### [GIVEN EXERCISE]
Print all the records exactly, please.

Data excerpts
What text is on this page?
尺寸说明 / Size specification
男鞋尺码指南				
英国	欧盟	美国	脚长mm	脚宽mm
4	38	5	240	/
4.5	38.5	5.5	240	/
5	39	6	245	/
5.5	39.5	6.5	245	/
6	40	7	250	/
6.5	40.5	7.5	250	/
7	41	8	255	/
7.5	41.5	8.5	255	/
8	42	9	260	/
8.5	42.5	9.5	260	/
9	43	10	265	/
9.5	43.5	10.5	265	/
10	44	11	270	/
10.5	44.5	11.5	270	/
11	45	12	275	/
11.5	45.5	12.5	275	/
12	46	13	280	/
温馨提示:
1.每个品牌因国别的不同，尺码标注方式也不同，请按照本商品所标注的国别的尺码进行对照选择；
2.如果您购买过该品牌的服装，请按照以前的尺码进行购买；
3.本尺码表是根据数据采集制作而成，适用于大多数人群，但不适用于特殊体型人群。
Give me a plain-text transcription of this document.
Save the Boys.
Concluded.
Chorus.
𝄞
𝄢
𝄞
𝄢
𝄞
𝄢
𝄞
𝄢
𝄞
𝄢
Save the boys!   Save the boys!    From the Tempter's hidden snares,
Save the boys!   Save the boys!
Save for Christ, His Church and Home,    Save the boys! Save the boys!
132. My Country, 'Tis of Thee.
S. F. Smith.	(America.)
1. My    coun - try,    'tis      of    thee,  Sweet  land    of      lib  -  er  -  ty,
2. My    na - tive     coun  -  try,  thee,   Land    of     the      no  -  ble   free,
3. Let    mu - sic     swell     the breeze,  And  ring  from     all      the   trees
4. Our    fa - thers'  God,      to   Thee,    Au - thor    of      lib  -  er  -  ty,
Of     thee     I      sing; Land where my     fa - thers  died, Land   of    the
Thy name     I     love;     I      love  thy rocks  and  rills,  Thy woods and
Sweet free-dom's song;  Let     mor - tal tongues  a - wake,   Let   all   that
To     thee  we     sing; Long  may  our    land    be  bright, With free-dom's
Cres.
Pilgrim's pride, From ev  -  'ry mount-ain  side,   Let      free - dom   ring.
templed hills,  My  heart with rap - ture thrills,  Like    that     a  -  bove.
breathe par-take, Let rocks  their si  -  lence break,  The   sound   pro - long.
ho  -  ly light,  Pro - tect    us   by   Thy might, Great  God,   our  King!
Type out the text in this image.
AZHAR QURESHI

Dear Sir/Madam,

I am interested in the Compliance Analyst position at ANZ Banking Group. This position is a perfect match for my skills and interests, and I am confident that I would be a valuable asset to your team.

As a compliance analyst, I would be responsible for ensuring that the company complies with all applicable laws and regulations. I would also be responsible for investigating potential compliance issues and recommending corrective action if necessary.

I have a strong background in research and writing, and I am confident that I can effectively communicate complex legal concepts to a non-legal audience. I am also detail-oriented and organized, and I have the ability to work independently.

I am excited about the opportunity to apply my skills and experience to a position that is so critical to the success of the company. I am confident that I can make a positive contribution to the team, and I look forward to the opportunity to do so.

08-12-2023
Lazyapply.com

### [RESPONSE FOR THIS EXERCISE]
What text is on this page?
尺寸说明 / Size specification
男鞋尺码指南				
英国	欧盟	美国	脚长mm	脚宽mm
4	38	5	240	/
4.5	38.5	5.5	240	/
5	39	6	245	/
5.5	39.5	6.5	245	/
6	40	7	250	/
6.5	40.5	7.5	250	/
7	41	8	255	/
7.5	41.5	8.5	255	/
8	42	9	260	/
8.5	42.5	9.5	260	/
9	43	10	265	/
9.5	43.5	10.5	265	/
10	44	11	270	/
10.5	44.5	11.5	270	/
11	45	12	275	/
11.5	45.5	12.5	275	/
12	46	13	280	/
温馨提示:
1.每个品牌因国别的不同，尺码标注方式也不同，请按照本商品所标注的国别的尺码进行对照选择；
2.如果您购买过该品牌的服装，请按照以前的尺码进行购买；
3.本尺码表是根据数据采集制作而成，适用于大多数人群，但不适用于特殊体型人群。
Give me a plain-text transcription of this document.
Save the Boys.
Concluded.
Chorus.
𝄞
𝄢
𝄞
𝄢
𝄞
𝄢
𝄞
𝄢
𝄞
𝄢
Save the boys!   Save the boys!    From the Tempter's hidden snares,
Save the boys!   Save the boys!
Save for Christ, His Church and Home,    Save the boys! Save the boys!
132. My Country, 'Tis of Thee.
S. F. Smith.	(America.)
1. My    coun - try,    'tis      of    thee,  Sweet  land    of      lib  -  er  -  ty,
2. My    na - tive     coun  -  try,  thee,   Land    of     the      no  -  ble   free,
3. Let    mu - sic     swell     the breeze,  And  ring  from     all      the   trees
4. Our    fa - thers'  God,      to   Thee,    Au - thor    of      lib  -  er  -  ty,
Of     thee     I      sing; Land where my     fa - thers  died, Land   of    the
Thy name     I     love;     I      love  thy rocks  and  rills,  Thy woods and
Sweet free-dom's song;  Let     mor - tal tongues  a - wake,   Let   all   that
To     thee  we     sing; Long  may  our    land    be  bright, With free-dom's
Cres.
Pilgrim's pride, From ev  -  'ry mount-ain  side,   Let      free - dom   ring.
templed hills,  My  heart with rap - ture thrills,  Like    that     a  -  bove.
breathe par-take, Let rocks  their si  -  lence break,  The   sound   pro - long.
ho  -  ly light,  Pro - tect    us   by   Thy might, Great  God,   our  King!
Type out the text in this image.
AZHAR QURESHI

Dear Sir/Madam,

I am interested in the Compliance Analyst position at ANZ Banking Group. This position is a perfect match for my skills and interests, and I am confident that I would be a valuable asset to your team.

As a compliance analyst, I would be responsible for ensuring that the company complies with all applicable laws and regulations. I would also be responsible for investigating potential compliance issues and recommending corrective action if necessary.

I have a strong background in research and writing, and I am confident that I can effectively communicate complex legal concepts to a non-legal audience. I am also detail-oriented and organized, and I have the ability to work independently.

I am excited about the opportunity to apply my skills and experience to a position that is so critical to the success of the company. I am confident that I can make a positive contribution to the team, and I look forward to the opportunity to do so.

08-12-2023
Lazyapply.com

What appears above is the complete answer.